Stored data

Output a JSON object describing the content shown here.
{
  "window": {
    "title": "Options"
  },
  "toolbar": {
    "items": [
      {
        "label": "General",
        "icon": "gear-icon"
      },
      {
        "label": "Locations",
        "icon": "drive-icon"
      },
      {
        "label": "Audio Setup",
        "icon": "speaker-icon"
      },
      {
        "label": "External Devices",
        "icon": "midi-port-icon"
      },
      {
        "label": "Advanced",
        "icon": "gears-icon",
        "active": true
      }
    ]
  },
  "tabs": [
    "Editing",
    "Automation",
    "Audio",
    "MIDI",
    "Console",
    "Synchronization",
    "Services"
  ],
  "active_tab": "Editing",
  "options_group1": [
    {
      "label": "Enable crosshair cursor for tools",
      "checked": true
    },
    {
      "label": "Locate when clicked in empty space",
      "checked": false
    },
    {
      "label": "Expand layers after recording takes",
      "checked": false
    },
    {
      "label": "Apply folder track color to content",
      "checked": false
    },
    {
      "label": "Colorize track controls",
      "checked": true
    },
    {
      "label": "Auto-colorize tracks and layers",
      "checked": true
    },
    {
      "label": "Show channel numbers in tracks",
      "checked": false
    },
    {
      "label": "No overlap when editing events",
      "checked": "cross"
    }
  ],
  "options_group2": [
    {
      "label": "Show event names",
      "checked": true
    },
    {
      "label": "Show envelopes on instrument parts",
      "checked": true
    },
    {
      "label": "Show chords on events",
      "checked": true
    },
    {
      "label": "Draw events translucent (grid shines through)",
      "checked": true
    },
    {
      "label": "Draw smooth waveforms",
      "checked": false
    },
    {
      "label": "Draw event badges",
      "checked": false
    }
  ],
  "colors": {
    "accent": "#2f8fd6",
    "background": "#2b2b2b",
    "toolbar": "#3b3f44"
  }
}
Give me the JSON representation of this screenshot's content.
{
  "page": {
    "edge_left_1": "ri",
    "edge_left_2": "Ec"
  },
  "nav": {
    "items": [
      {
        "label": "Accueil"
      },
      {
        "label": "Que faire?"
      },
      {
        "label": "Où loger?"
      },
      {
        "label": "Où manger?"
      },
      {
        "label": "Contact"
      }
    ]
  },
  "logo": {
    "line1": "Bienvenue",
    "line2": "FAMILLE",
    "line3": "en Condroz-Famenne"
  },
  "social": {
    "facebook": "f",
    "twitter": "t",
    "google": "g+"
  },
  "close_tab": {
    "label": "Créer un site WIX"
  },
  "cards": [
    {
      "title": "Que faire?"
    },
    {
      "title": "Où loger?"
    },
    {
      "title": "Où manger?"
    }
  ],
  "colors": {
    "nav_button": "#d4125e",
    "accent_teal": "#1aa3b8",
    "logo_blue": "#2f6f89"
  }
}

(Work to be completed)
Reproduce the whole listing word for word.

(Exercise solution)
Output a JSON object describing the content shown here.
{
  "window": {
    "title": "Options"
  },
  "toolbar": {
    "items": [
      {
        "label": "General",
        "icon": "gear-icon"
      },
      {
        "label": "Locations",
        "icon": "drive-icon"
      },
      {
        "label": "Audio Setup",
        "icon": "speaker-icon"
      },
      {
        "label": "External Devices",
        "icon": "midi-port-icon"
      },
      {
        "label": "Advanced",
        "icon": "gears-icon",
        "active": true
      }
    ]
  },
  "tabs": [
    "Editing",
    "Automation",
    "Audio",
    "MIDI",
    "Console",
    "Synchronization",
    "Services"
  ],
  "active_tab": "Editing",
  "options_group1": [
    {
      "label": "Enable crosshair cursor for tools",
      "checked": true
    },
    {
      "label": "Locate when clicked in empty space",
      "checked": false
    },
    {
      "label": "Expand layers after recording takes",
      "checked": false
    },
    {
      "label": "Apply folder track color to content",
      "checked": false
    },
    {
      "label": "Colorize track controls",
      "checked": true
    },
    {
      "label": "Auto-colorize tracks and layers",
      "checked": true
    },
    {
      "label": "Show channel numbers in tracks",
      "checked": false
    },
    {
      "label": "No overlap when editing events",
      "checked": "cross"
    }
  ],
  "options_group2": [
    {
      "label": "Show event names",
      "checked": true
    },
    {
      "label": "Show envelopes on instrument parts",
      "checked": true
    },
    {
      "label": "Show chords on events",
      "checked": true
    },
    {
      "label": "Draw events translucent (grid shines through)",
      "checked": true
    },
    {
      "label": "Draw smooth waveforms",
      "checked": false
    },
    {
      "label": "Draw event badges",
      "checked": false
    }
  ],
  "colors": {
    "accent": "#2f8fd6",
    "background": "#2b2b2b",
    "toolbar": "#3b3f44"
  }
}
Give me the JSON representation of this screenshot's content.
{
  "page": {
    "edge_left_1": "ri",
    "edge_left_2": "Ec"
  },
  "nav": {
    "items": [
      {
        "label": "Accueil"
      },
      {
        "label": "Que faire?"
      },
      {
        "label": "Où loger?"
      },
      {
        "label": "Où manger?"
      },
      {
        "label": "Contact"
      }
    ]
  },
  "logo": {
    "line1": "Bienvenue",
    "line2": "FAMILLE",
    "line3": "en Condroz-Famenne"
  },
  "social": {
    "facebook": "f",
    "twitter": "t",
    "google": "g+"
  },
  "close_tab": {
    "label": "Créer un site WIX"
  },
  "cards": [
    {
      "title": "Que faire?"
    },
    {
      "title": "Où loger?"
    },
    {
      "title": "Où manger?"
    }
  ],
  "colors": {
    "nav_button": "#d4125e",
    "accent_teal": "#1aa3b8",
    "logo_blue": "#2f6f89"
  }
}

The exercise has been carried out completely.